Extracted records
###

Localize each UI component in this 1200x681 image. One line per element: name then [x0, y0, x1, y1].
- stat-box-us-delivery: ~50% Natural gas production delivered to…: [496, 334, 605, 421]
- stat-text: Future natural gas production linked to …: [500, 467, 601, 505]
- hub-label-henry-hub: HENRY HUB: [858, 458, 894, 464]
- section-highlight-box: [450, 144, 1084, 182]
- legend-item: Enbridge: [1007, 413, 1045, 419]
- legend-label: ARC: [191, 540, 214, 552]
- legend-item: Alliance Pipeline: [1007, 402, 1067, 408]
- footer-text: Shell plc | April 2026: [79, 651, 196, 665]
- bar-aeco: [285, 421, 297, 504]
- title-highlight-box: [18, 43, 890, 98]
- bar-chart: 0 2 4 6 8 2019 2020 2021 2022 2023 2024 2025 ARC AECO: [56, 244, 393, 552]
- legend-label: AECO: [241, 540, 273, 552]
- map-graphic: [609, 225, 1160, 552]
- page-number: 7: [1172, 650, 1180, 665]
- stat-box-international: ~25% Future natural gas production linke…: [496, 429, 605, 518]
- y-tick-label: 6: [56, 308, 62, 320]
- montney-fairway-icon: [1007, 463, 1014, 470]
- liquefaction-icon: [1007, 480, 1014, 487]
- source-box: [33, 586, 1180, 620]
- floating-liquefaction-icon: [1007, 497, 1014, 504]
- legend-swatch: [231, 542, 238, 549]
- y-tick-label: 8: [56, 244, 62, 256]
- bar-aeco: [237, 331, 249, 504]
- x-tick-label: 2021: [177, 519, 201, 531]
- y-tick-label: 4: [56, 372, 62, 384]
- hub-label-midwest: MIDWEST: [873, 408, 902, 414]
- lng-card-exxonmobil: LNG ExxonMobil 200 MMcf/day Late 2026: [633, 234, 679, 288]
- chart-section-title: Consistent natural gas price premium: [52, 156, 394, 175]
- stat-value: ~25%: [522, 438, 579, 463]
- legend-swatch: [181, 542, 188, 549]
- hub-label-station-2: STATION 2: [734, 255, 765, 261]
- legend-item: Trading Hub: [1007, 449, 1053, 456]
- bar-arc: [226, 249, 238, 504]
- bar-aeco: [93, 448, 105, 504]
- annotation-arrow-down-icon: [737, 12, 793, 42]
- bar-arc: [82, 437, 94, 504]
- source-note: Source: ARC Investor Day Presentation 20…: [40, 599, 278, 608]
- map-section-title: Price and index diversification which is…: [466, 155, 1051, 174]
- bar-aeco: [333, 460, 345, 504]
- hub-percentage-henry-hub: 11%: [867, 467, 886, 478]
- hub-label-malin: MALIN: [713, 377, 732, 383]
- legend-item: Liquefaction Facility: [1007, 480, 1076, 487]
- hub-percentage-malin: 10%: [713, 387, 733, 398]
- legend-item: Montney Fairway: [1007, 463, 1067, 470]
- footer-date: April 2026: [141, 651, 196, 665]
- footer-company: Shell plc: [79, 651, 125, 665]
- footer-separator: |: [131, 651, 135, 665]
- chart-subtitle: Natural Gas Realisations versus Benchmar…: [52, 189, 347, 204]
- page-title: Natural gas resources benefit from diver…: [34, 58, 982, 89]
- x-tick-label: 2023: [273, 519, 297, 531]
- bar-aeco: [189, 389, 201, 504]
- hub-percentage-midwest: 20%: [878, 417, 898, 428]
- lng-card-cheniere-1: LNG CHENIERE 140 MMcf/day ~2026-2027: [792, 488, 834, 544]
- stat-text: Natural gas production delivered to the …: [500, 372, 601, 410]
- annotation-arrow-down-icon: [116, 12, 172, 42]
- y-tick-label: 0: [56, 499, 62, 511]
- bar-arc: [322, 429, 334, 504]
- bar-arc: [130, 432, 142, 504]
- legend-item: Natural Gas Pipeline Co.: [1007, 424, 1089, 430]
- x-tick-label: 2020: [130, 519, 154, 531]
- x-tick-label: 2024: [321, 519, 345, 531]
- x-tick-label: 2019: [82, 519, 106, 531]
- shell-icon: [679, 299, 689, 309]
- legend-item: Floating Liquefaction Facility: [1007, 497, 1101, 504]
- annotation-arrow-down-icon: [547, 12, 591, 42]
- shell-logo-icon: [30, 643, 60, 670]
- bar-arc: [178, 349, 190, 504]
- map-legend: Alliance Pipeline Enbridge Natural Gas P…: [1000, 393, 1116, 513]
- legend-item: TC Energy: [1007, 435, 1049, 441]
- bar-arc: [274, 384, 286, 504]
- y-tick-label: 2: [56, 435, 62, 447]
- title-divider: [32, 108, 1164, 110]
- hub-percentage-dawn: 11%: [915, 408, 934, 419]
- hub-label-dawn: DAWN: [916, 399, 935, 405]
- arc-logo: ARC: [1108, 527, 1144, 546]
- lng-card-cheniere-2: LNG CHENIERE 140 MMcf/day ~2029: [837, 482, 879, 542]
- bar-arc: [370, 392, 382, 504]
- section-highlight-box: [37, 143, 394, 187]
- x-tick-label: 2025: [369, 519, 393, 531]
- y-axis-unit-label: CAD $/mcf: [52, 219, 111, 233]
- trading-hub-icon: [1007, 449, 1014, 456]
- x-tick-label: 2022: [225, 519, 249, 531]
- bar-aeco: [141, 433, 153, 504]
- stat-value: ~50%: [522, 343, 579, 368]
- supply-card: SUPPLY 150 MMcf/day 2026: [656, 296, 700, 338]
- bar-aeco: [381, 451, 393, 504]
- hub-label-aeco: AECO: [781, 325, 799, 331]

###

Can you copy the records word for word, from their first line through the line containing "- legend-item: Alliance", with both of those lines included?

Written answer:
Localize each UI component in this 1200x681 image. One line per element: name then [x0, y0, x1, y1].
- stat-box-us-delivery: ~50% Natural gas production delivered to…: [496, 334, 605, 421]
- stat-text: Future natural gas production linked to …: [500, 467, 601, 505]
- hub-label-henry-hub: HENRY HUB: [858, 458, 894, 464]
- section-highlight-box: [450, 144, 1084, 182]
- legend-item: Enbridge: [1007, 413, 1045, 419]
- legend-label: ARC: [191, 540, 214, 552]
- legend-item: Alliance Pipeline: [1007, 402, 1067, 408]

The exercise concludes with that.